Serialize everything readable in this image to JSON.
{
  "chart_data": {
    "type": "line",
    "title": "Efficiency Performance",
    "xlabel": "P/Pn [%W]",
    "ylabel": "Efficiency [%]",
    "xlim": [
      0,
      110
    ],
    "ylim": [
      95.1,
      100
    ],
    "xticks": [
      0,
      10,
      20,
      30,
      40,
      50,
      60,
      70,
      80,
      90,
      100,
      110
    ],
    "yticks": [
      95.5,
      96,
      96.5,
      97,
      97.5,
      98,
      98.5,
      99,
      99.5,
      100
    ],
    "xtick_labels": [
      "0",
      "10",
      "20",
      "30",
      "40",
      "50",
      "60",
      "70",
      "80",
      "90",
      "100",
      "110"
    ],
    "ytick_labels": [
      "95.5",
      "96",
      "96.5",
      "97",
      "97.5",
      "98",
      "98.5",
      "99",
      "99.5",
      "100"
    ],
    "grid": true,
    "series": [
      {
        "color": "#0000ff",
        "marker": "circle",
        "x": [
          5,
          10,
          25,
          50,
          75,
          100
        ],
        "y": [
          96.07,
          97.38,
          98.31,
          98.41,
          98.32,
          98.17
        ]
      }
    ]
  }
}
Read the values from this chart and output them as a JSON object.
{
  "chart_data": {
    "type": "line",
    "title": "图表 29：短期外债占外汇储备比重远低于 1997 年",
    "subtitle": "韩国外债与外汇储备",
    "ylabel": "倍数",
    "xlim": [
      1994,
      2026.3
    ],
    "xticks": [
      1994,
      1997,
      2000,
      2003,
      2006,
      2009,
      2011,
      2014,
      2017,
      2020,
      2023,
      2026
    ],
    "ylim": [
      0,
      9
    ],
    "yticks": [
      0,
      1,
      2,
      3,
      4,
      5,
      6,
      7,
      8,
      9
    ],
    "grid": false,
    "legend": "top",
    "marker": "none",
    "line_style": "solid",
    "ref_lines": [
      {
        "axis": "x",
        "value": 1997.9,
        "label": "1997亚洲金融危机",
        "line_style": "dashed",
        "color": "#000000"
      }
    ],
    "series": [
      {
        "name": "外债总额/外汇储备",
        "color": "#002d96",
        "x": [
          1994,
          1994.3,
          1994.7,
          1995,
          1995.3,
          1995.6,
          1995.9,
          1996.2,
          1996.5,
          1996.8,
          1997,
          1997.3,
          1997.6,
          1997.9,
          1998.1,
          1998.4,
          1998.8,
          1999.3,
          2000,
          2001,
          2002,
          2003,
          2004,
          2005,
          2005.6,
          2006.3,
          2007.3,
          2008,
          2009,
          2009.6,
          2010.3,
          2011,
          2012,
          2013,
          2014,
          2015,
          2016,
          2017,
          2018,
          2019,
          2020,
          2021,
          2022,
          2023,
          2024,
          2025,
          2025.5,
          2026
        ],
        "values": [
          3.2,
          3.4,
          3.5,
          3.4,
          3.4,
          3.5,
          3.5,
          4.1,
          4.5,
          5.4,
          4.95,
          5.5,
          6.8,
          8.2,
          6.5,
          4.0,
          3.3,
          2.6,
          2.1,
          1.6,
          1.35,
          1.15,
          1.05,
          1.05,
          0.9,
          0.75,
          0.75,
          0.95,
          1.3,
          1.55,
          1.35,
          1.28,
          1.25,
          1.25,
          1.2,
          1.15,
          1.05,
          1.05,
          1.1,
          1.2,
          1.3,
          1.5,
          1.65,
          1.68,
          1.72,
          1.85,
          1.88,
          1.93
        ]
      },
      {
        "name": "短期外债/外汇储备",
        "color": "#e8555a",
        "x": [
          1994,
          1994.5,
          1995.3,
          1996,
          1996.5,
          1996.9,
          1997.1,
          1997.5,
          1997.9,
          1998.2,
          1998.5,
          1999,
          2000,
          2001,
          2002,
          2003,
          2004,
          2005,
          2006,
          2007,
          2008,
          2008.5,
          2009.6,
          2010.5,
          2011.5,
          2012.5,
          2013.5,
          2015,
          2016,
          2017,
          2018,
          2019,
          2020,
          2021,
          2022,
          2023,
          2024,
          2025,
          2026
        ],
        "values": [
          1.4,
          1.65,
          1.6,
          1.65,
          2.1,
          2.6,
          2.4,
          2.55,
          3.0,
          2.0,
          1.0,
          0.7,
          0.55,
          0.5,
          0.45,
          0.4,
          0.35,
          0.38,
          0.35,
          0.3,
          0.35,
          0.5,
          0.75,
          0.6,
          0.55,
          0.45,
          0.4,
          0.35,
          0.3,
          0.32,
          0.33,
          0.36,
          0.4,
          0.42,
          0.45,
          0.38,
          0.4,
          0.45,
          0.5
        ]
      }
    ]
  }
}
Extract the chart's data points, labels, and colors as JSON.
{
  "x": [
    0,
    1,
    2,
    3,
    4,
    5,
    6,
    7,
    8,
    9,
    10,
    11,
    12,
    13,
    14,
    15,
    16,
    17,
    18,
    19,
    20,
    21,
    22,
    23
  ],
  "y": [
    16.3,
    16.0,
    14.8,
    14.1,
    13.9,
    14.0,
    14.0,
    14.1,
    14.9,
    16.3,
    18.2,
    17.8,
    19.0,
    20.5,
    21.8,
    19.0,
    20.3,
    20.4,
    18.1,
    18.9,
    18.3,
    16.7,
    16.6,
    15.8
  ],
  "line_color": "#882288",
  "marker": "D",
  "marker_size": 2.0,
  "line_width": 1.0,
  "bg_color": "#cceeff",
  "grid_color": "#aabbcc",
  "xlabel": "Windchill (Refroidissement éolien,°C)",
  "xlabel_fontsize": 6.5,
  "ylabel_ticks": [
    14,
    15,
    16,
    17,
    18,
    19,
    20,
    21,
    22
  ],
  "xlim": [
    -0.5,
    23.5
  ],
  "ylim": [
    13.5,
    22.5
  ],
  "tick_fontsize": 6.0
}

#####

- WHAT TO WORK ON: Every record should be given again exactly.

- ANSWER TO THIS TASK:
Serialize everything readable in this image to JSON.
{
  "chart_data": {
    "type": "line",
    "title": "Efficiency Performance",
    "xlabel": "P/Pn [%W]",
    "ylabel": "Efficiency [%]",
    "xlim": [
      0,
      110
    ],
    "ylim": [
      95.1,
      100
    ],
    "xticks": [
      0,
      10,
      20,
      30,
      40,
      50,
      60,
      70,
      80,
      90,
      100,
      110
    ],
    "yticks": [
      95.5,
      96,
      96.5,
      97,
      97.5,
      98,
      98.5,
      99,
      99.5,
      100
    ],
    "xtick_labels": [
      "0",
      "10",
      "20",
      "30",
      "40",
      "50",
      "60",
      "70",
      "80",
      "90",
      "100",
      "110"
    ],
    "ytick_labels": [
      "95.5",
      "96",
      "96.5",
      "97",
      "97.5",
      "98",
      "98.5",
      "99",
      "99.5",
      "100"
    ],
    "grid": true,
    "series": [
      {
        "color": "#0000ff",
        "marker": "circle",
        "x": [
          5,
          10,
          25,
          50,
          75,
          100
        ],
        "y": [
          96.07,
          97.38,
          98.31,
          98.41,
          98.32,
          98.17
        ]
      }
    ]
  }
}
Read the values from this chart and output them as a JSON object.
{
  "chart_data": {
    "type": "line",
    "title": "图表 29：短期外债占外汇储备比重远低于 1997 年",
    "subtitle": "韩国外债与外汇储备",
    "ylabel": "倍数",
    "xlim": [
      1994,
      2026.3
    ],
    "xticks": [
      1994,
      1997,
      2000,
      2003,
      2006,
      2009,
      2011,
      2014,
      2017,
      2020,
      2023,
      2026
    ],
    "ylim": [
      0,
      9
    ],
    "yticks": [
      0,
      1,
      2,
      3,
      4,
      5,
      6,
      7,
      8,
      9
    ],
    "grid": false,
    "legend": "top",
    "marker": "none",
    "line_style": "solid",
    "ref_lines": [
      {
        "axis": "x",
        "value": 1997.9,
        "label": "1997亚洲金融危机",
        "line_style": "dashed",
        "color": "#000000"
      }
    ],
    "series": [
      {
        "name": "外债总额/外汇储备",
        "color": "#002d96",
        "x": [
          1994,
          1994.3,
          1994.7,
          1995,
          1995.3,
          1995.6,
          1995.9,
          1996.2,
          1996.5,
          1996.8,
          1997,
          1997.3,
          1997.6,
          1997.9,
          1998.1,
          1998.4,
          1998.8,
          1999.3,
          2000,
          2001,
          2002,
          2003,
          2004,
          2005,
          2005.6,
          2006.3,
          2007.3,
          2008,
          2009,
          2009.6,
          2010.3,
          2011,
          2012,
          2013,
          2014,
          2015,
          2016,
          2017,
          2018,
          2019,
          2020,
          2021,
          2022,
          2023,
          2024,
          2025,
          2025.5,
          2026
        ],
        "values": [
          3.2,
          3.4,
          3.5,
          3.4,
          3.4,
          3.5,
          3.5,
          4.1,
          4.5,
          5.4,
          4.95,
          5.5,
          6.8,
          8.2,
          6.5,
          4.0,
          3.3,
          2.6,
          2.1,
          1.6,
          1.35,
          1.15,
          1.05,
          1.05,
          0.9,
          0.75,
          0.75,
          0.95,
          1.3,
          1.55,
          1.35,
          1.28,
          1.25,
          1.25,
          1.2,
          1.15,
          1.05,
          1.05,
          1.1,
          1.2,
          1.3,
          1.5,
          1.65,
          1.68,
          1.72,
          1.85,
          1.88,
          1.93
        ]
      },
      {
        "name": "短期外债/外汇储备",
        "color": "#e8555a",
        "x": [
          1994,
          1994.5,
          1995.3,
          1996,
          1996.5,
          1996.9,
          1997.1,
          1997.5,
          1997.9,
          1998.2,
          1998.5,
          1999,
          2000,
          2001,
          2002,
          2003,
          2004,
          2005,
          2006,
          2007,
          2008,
          2008.5,
          2009.6,
          2010.5,
          2011.5,
          2012.5,
          2013.5,
          2015,
          2016,
          2017,
          2018,
          2019,
          2020,
          2021,
          2022,
          2023,
          2024,
          2025,
          2026
        ],
        "values": [
          1.4,
          1.65,
          1.6,
          1.65,
          2.1,
          2.6,
          2.4,
          2.55,
          3.0,
          2.0,
          1.0,
          0.7,
          0.55,
          0.5,
          0.45,
          0.4,
          0.35,
          0.38,
          0.35,
          0.3,
          0.35,
          0.5,
          0.75,
          0.6,
          0.55,
          0.45,
          0.4,
          0.35,
          0.3,
          0.32,
          0.33,
          0.36,
          0.4,
          0.42,
          0.45,
          0.38,
          0.4,
          0.45,
          0.5
        ]
      }
    ]
  }
}
Extract the chart's data points, labels, and colors as JSON.
{
  "x": [
    0,
    1,
    2,
    3,
    4,
    5,
    6,
    7,
    8,
    9,
    10,
    11,
    12,
    13,
    14,
    15,
    16,
    17,
    18,
    19,
    20,
    21,
    22,
    23
  ],
  "y": [
    16.3,
    16.0,
    14.8,
    14.1,
    13.9,
    14.0,
    14.0,
    14.1,
    14.9,
    16.3,
    18.2,
    17.8,
    19.0,
    20.5,
    21.8,
    19.0,
    20.3,
    20.4,
    18.1,
    18.9,
    18.3,
    16.7,
    16.6,
    15.8
  ],
  "line_color": "#882288",
  "marker": "D",
  "marker_size": 2.0,
  "line_width": 1.0,
  "bg_color": "#cceeff",
  "grid_color": "#aabbcc",
  "xlabel": "Windchill (Refroidissement éolien,°C)",
  "xlabel_fontsize": 6.5,
  "ylabel_ticks": [
    14,
    15,
    16,
    17,
    18,
    19,
    20,
    21,
    22
  ],
  "xlim": [
    -0.5,
    23.5
  ],
  "ylim": [
    13.5,
    22.5
  ],
  "tick_fontsize": 6.0
}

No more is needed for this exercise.